== DATASET
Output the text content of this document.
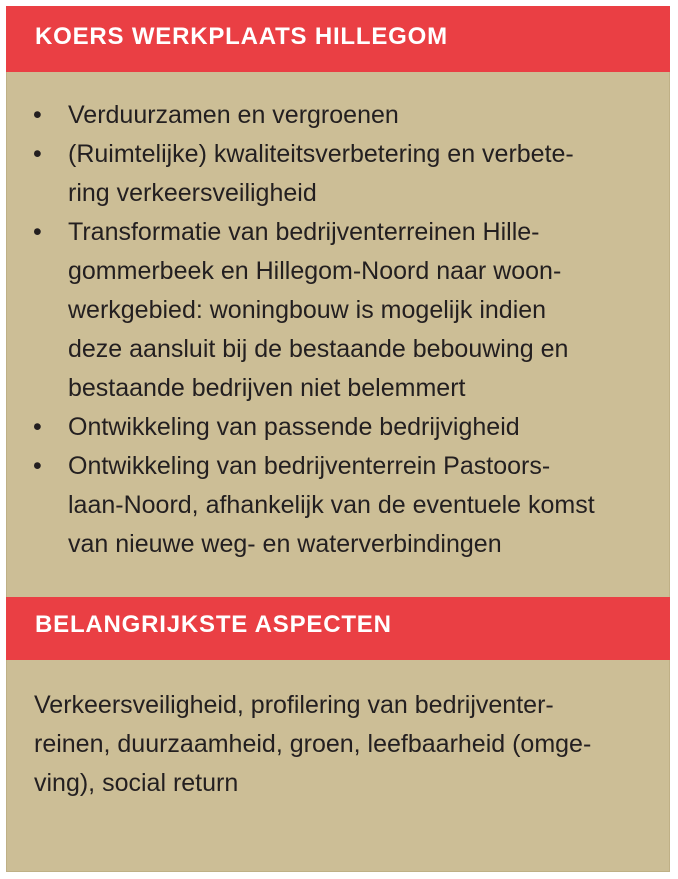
KOERS WERKPLAATS HILLEGOM
• Verduurzamen en vergroenen
• (Ruimtelijke) kwaliteitsverbetering en verbete-
ring verkeersveiligheid
• Transformatie van bedrijventerreinen Hille-
gommerbeek en Hillegom-Noord naar woon-
werkgebied: woningbouw is mogelijk indien
deze aansluit bij de bestaande bebouwing en
bestaande bedrijven niet belemmert
• Ontwikkeling van passende bedrijvigheid
• Ontwikkeling van bedrijventerrein Pastoors-
laan-Noord, afhankelijk van de eventuele komst
van nieuwe weg- en waterverbindingen
BELANGRIJKSTE ASPECTEN
Verkeersveiligheid, profilering van bedrijventer-
reinen, duurzaamheid, groen, leefbaarheid (omge-
ving), social return
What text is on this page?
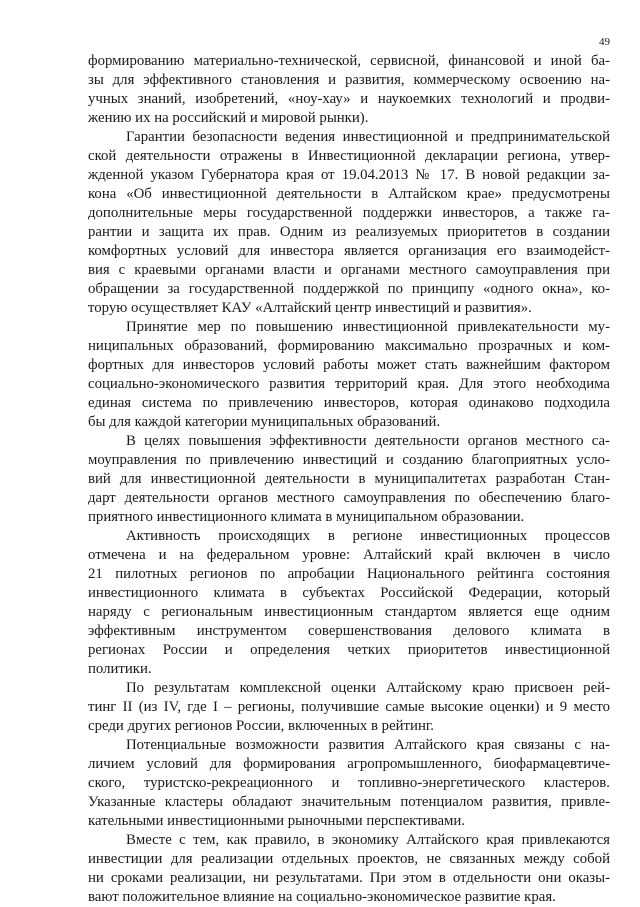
49
формированию материально-технической, сервисной, финансовой и иной ба-
зы для эффективного становления и развития, коммерческому освоению на-
учных знаний, изобретений, «ноу-хау» и наукоемких технологий и продви-
жению их на российский и мировой рынки).
Гарантии безопасности ведения инвестиционной и предпринимательской
ской деятельности отражены в Инвестиционной декларации региона, утвер-
жденной указом Губернатора края от 19.04.2013 № 17. В новой редакции за-
кона «Об инвестиционной деятельности в Алтайском крае» предусмотрены
дополнительные меры государственной поддержки инвесторов, а также га-
рантии и защита их прав. Одним из реализуемых приоритетов в создании
комфортных условий для инвестора является организация его взаимодейст-
вия с краевыми органами власти и органами местного самоуправления при
обращении за государственной поддержкой по принципу «одного окна», ко-
торую осуществляет КАУ «Алтайский центр инвестиций и развития».
Принятие мер по повышению инвестиционной привлекательности му-
ниципальных образований, формированию максимально прозрачных и ком-
фортных для инвесторов условий работы может стать важнейшим фактором
социально-экономического развития территорий края. Для этого необходима
единая система по привлечению инвесторов, которая одинаково подходила
бы для каждой категории муниципальных образований.
В целях повышения эффективности деятельности органов местного са-
моуправления по привлечению инвестиций и созданию благоприятных усло-
вий для инвестиционной деятельности в муниципалитетах разработан Стан-
дарт деятельности органов местного самоуправления по обеспечению благо-
приятного инвестиционного климата в муниципальном образовании.
Активность происходящих в регионе инвестиционных процессов
отмечена и на федеральном уровне: Алтайский край включен в число
21 пилотных регионов по апробации Национального рейтинга состояния
инвестиционного климата в субъектах Российской Федерации, который
наряду с региональным инвестиционным стандартом является еще одним
эффективным инструментом совершенствования делового климата в
регионах России и определения четких приоритетов инвестиционной
политики.
По результатам комплексной оценки Алтайскому краю присвоен рей-
тинг II (из IV, где I – регионы, получившие самые высокие оценки) и 9 место
среди других регионов России, включенных в рейтинг.
Потенциальные возможности развития Алтайского края связаны с на-
личием условий для формирования агропромышленного, биофармацевтиче-
ского, туристско-рекреационного и топливно-энергетического кластеров.
Указанные кластеры обладают значительным потенциалом развития, привле-
кательными инвестиционными рыночными перспективами.
Вместе с тем, как правило, в экономику Алтайского края привлекаются
инвестиции для реализации отдельных проектов, не связанных между собой
ни сроками реализации, ни результатами. При этом в отдельности они оказы-
вают положительное влияние на социально-экономическое развитие края.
====
**WORK TO COMPLETE**
Repeat all of the records verbatim, leaving out the pictures.

**RESULT**
Output the text content of this document.
KOERS WERKPLAATS HILLEGOM
• Verduurzamen en vergroenen
• (Ruimtelijke) kwaliteitsverbetering en verbete-
ring verkeersveiligheid
• Transformatie van bedrijventerreinen Hille-
gommerbeek en Hillegom-Noord naar woon-
werkgebied: woningbouw is mogelijk indien
deze aansluit bij de bestaande bebouwing en
bestaande bedrijven niet belemmert
• Ontwikkeling van passende bedrijvigheid
• Ontwikkeling van bedrijventerrein Pastoors-
laan-Noord, afhankelijk van de eventuele komst
van nieuwe weg- en waterverbindingen
BELANGRIJKSTE ASPECTEN
Verkeersveiligheid, profilering van bedrijventer-
reinen, duurzaamheid, groen, leefbaarheid (omge-
ving), social return
What text is on this page?
49
формированию материально-технической, сервисной, финансовой и иной ба-
зы для эффективного становления и развития, коммерческому освоению на-
учных знаний, изобретений, «ноу-хау» и наукоемких технологий и продви-
жению их на российский и мировой рынки).
Гарантии безопасности ведения инвестиционной и предпринимательской
ской деятельности отражены в Инвестиционной декларации региона, утвер-
жденной указом Губернатора края от 19.04.2013 № 17. В новой редакции за-
кона «Об инвестиционной деятельности в Алтайском крае» предусмотрены
дополнительные меры государственной поддержки инвесторов, а также га-
рантии и защита их прав. Одним из реализуемых приоритетов в создании
комфортных условий для инвестора является организация его взаимодейст-
вия с краевыми органами власти и органами местного самоуправления при
обращении за государственной поддержкой по принципу «одного окна», ко-
торую осуществляет КАУ «Алтайский центр инвестиций и развития».
Принятие мер по повышению инвестиционной привлекательности му-
ниципальных образований, формированию максимально прозрачных и ком-
фортных для инвесторов условий работы может стать важнейшим фактором
социально-экономического развития территорий края. Для этого необходима
единая система по привлечению инвесторов, которая одинаково подходила
бы для каждой категории муниципальных образований.
В целях повышения эффективности деятельности органов местного са-
моуправления по привлечению инвестиций и созданию благоприятных усло-
вий для инвестиционной деятельности в муниципалитетах разработан Стан-
дарт деятельности органов местного самоуправления по обеспечению благо-
приятного инвестиционного климата в муниципальном образовании.
Активность происходящих в регионе инвестиционных процессов
отмечена и на федеральном уровне: Алтайский край включен в число
21 пилотных регионов по апробации Национального рейтинга состояния
инвестиционного климата в субъектах Российской Федерации, который
наряду с региональным инвестиционным стандартом является еще одним
эффективным инструментом совершенствования делового климата в
регионах России и определения четких приоритетов инвестиционной
политики.
По результатам комплексной оценки Алтайскому краю присвоен рей-
тинг II (из IV, где I – регионы, получившие самые высокие оценки) и 9 место
среди других регионов России, включенных в рейтинг.
Потенциальные возможности развития Алтайского края связаны с на-
личием условий для формирования агропромышленного, биофармацевтиче-
ского, туристско-рекреационного и топливно-энергетического кластеров.
Указанные кластеры обладают значительным потенциалом развития, привле-
кательными инвестиционными рыночными перспективами.
Вместе с тем, как правило, в экономику Алтайского края привлекаются
инвестиции для реализации отдельных проектов, не связанных между собой
ни сроками реализации, ни результатами. При этом в отдельности они оказы-
вают положительное влияние на социально-экономическое развитие края.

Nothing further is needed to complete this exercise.